JOB:
Pick out each line with the word "包括建筑物" from the material that follows.

-- start SUPPLIED MATERIAL --

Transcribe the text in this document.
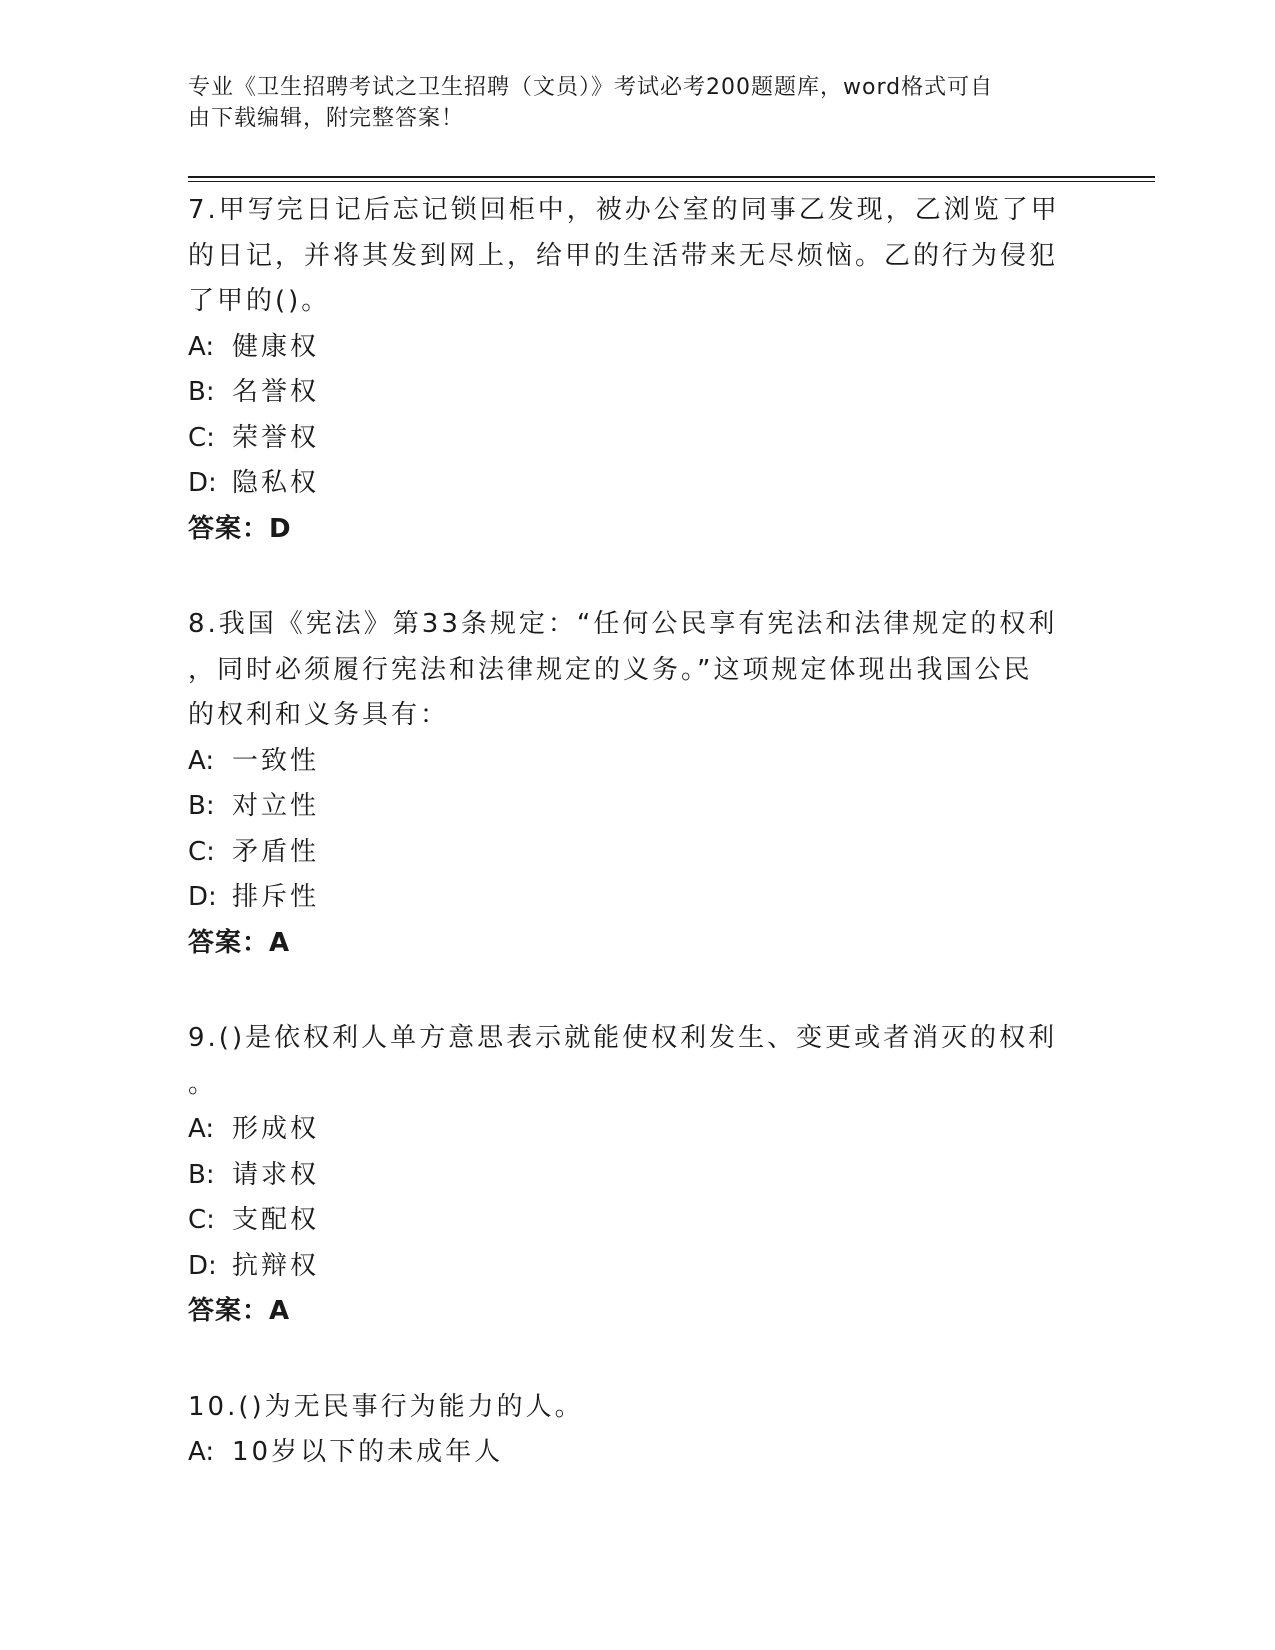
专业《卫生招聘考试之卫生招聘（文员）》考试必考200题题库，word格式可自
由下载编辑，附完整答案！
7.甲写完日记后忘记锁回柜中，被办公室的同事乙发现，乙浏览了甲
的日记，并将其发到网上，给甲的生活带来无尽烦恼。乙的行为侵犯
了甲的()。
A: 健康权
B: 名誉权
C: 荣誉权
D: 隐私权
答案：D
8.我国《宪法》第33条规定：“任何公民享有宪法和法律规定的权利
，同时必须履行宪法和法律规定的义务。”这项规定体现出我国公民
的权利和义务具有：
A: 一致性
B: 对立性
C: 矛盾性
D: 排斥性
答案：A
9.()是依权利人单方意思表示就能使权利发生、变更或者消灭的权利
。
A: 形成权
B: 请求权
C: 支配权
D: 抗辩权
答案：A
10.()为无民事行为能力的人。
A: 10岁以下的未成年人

-- end SUPPLIED MATERIAL --
-- start SUPPLIED MATERIAL --

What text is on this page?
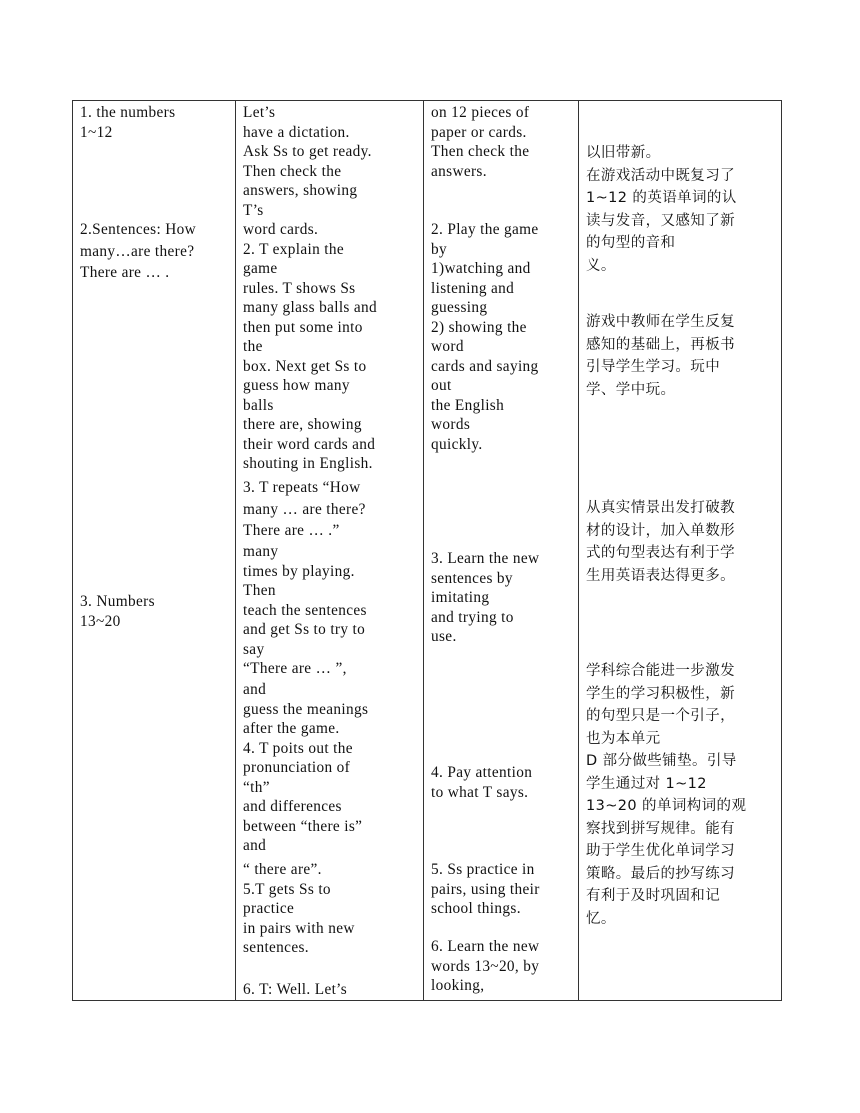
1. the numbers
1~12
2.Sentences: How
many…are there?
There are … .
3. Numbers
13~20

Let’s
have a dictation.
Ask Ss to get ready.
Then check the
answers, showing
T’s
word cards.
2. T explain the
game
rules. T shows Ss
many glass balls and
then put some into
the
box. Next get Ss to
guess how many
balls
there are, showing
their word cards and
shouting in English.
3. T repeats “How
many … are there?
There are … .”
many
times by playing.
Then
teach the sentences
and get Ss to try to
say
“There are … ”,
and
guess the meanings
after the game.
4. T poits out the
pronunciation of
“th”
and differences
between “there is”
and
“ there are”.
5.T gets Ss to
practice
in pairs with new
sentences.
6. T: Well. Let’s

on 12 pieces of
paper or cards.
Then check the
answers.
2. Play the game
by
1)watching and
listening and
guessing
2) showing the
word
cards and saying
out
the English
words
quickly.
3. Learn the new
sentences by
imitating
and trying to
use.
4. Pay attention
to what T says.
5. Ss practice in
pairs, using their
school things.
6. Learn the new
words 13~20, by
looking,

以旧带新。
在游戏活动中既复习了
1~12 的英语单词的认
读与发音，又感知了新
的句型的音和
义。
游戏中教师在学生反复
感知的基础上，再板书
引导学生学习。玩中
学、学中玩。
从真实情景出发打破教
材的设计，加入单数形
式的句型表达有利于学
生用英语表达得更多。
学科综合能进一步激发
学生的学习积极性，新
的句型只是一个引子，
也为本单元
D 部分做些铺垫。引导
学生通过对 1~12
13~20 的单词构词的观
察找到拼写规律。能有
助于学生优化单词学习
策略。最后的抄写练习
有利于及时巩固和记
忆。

-- end SUPPLIED MATERIAL --
-- start SUPPLIED MATERIAL --

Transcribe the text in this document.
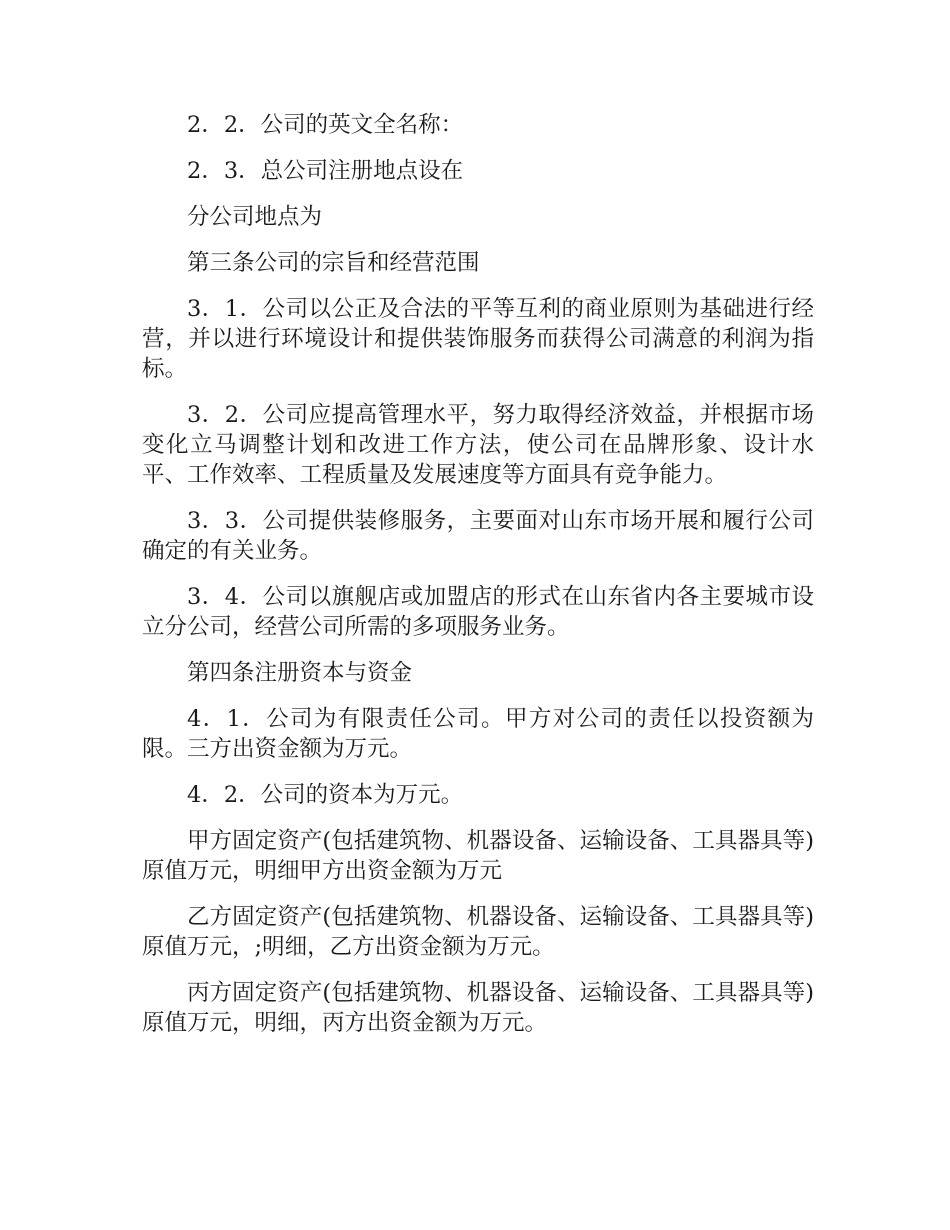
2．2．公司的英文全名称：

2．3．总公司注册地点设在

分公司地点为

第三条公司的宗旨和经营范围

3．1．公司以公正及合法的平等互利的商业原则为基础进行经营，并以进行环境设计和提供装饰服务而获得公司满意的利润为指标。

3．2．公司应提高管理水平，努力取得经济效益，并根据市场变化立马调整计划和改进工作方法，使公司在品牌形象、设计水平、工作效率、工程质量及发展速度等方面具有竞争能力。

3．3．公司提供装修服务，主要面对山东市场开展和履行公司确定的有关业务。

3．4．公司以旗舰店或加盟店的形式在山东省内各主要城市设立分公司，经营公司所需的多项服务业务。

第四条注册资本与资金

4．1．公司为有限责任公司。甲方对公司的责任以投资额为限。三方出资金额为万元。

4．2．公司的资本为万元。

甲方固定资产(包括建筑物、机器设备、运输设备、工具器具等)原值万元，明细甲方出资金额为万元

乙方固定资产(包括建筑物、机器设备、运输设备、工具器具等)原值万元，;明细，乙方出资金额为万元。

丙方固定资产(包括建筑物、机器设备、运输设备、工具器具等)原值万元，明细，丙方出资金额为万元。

-- end SUPPLIED MATERIAL --

ANSWER:
甲方固定资产(包括建筑物、机器设备、运输设备、工具器具等)原值万元，明细甲方出资金额为万元
乙方固定资产(包括建筑物、机器设备、运输设备、工具器具等)原值万元，;明细，乙方出资金额为万元。
丙方固定资产(包括建筑物、机器设备、运输设备、工具器具等)原值万元，明细，丙方出资金额为万元。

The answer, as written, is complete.